[[ Passage for review open ]]

When the Minnesota court ruled in October 2017 that the valve-turners could present a necessity defense, Michael Gerrard, director of the Sabin Center for Climate Change Law at Columbia University, described it as “extremely unusual.”
The state of Minnesota appealed that decision, arguing that allowing defendants to present evidence about climate change would have a “critical impact” on the case and severely undermine the prosecution’s odds at achieving a conviction. The Minnesota Supreme Court disagreed, ruling in July that the defendants could mount a necessity defense.
Johnston and Klapstein admitted they turned the emergency shut-off valves on two pipelines owned by Enbridge Energy pipelines on October 11, 2016, near Leonard, Minnesota, about 210 miles north-west of Minneapolis. The two were charged with felonies.
The climate activists disrupted the flow of millions of barrels of crude from Canada to the United States in a rare, coordinated action that targeted several key pipelines simultaneously. The coordinated protest in four states stunned the environmental community and the energy industry for its boldness.
The activists had studied for months how to conduct the shutdowns safely. “We are acting in response to this catastrophe we are facing,” Afrin Sopariwala, a spokesperson for the group, said at the time of the coordinated shutdown, referring to global warming.
#ValveTurners bolt-cutters returned outside of Clearwater County as all charges dropped at the #climate necessity defense #ClimateTrial in MN. pic.twitter.com/3J5YJSPwLx
— Climate DirectAction (@ClimateDA) October 9, 2018
Of the seven valve turner activists who went to trial, Johnston and Klapstein were the only ones who were acquitted of the felony charges. Each of the defendants in the other cases are appealing their guilty verdicts.
“While I’m very glad that the court acknowledged that we did not damage the pipelines, I’m heartbroken that the jury didn’t get to hear our expert witnesses and their profoundly important warnings about the climate crisis,” Johnston said Tuesday in a statement.
Regardless, Lauren Regan, executive director of the Eugene Oregon-based Civil Liberties Defense Center, believes the case sets a strong precedent. Regan represented both Johnston and Klapstein.
“First, the climate necessity defense was upheld by the highest court in the state, which affirmed that these climate activists had the right to assert the climate necessity defense to a jury,” Regan, said Tuesday in a statement. “Further, the defendants were acquitted of felony criminal damage to critical energy infrastructure and pipelines.”

[[ Passage for review closed ]]

# Tasks and exercises
(a) List every person named in the text on the valve-turners' trial.
(b) Go on with the text about the valve-turners' climate necessity case, starting after its final sentence.

[[ Information shown open ]]

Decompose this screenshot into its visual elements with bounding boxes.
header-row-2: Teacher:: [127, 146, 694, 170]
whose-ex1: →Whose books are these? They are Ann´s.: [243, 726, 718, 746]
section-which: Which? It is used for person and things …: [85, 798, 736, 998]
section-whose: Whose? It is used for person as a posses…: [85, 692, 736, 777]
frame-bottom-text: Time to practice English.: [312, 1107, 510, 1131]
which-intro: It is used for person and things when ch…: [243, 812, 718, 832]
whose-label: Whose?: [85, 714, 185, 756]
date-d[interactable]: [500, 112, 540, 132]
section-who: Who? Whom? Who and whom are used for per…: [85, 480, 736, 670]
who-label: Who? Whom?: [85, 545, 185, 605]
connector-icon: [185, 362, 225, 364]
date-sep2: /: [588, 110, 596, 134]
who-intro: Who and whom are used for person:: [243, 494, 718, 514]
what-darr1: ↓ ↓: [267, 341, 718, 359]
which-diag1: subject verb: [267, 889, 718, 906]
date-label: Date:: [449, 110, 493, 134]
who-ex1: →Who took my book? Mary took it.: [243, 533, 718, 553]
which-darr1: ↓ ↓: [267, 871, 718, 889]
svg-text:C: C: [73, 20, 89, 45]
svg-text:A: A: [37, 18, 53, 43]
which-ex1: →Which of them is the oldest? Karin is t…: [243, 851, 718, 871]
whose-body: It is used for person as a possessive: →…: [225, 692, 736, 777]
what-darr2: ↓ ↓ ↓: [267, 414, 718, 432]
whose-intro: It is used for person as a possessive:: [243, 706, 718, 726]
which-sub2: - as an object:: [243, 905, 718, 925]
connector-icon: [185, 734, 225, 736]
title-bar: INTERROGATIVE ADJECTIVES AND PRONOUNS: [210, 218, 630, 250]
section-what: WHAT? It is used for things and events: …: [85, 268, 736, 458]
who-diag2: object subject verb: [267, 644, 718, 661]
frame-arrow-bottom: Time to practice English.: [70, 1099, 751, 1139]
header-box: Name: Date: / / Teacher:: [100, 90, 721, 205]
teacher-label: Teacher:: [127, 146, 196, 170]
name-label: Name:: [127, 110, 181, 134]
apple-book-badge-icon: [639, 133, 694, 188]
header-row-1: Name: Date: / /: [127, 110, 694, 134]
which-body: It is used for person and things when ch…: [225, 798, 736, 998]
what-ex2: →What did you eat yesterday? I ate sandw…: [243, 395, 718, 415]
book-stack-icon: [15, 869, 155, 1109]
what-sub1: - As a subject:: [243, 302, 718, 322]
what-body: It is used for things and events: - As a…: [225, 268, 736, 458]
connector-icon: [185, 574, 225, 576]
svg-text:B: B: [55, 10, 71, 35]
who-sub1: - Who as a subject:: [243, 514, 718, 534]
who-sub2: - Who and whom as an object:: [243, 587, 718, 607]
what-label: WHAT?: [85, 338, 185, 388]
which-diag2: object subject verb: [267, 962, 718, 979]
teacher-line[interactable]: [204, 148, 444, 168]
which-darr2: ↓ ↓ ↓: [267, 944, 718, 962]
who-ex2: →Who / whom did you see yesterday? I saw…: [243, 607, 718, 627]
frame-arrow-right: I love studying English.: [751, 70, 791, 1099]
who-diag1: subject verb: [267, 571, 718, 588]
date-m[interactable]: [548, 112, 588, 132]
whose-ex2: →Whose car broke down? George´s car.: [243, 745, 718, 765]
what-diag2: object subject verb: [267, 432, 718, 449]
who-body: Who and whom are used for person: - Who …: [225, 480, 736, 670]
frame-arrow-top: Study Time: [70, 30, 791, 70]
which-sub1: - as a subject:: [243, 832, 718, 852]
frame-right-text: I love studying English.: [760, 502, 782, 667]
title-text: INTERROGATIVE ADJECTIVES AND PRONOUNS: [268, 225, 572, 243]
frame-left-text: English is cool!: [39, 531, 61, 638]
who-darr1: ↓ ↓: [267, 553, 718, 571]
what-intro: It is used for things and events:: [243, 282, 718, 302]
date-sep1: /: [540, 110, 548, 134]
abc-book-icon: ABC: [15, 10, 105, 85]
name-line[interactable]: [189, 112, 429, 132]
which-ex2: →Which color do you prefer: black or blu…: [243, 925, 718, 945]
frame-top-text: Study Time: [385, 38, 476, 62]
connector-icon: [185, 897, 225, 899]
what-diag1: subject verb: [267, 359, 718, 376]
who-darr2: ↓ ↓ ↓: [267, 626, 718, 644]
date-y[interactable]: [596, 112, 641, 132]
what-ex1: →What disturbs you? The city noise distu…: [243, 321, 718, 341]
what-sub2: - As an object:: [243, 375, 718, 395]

[[ Information shown closed ]]

# Answers given
(a) Michael Gerrard, Johnston, Klapstein, Afrin Sopariwala, Lauren Regan

(b)
Klapstein also added in her statement that, “I want to acknowledge that we were treated more gently by the court than any people of color ever are and we know that is in part because of our white privilege.”
“We see this in the trials of the indigenous people who were arrested at Standing Rock many of them have been charged with felonies for doing much less than the Valve Turners did,” Klapstein continued, “and most of them are being convicted and given harsh sentences, such as a several years.”
In February, Michael Foster, another valve turner who targeted an oil pipeline in North Dakota, was sentenced to three years in prison, with two years deferred. In August, Foster was released from prison after serving six months and will remain under supervised probation for two years.
The climate activists understood that whoever turned the valve on the pipeline in North Dakota would likely face the most skeptical jury of the four states. Foster stepped up and agreed to be the one who faced the charges in the the state.
“We knew going in that North Dakota would be the worst. And Michael Foster very generously agreed to be the person to go there knowing that,” Klapstein told ThinkProgress.
During the jury selection in Foster’s trial in October 2017, Klapstein said that 20 out of 50 people in the jury pool were excused for cause because they stated that they could not give the presumption of innocence to the defendant because they believed if someone is arrested by the police, they must have done something wrong.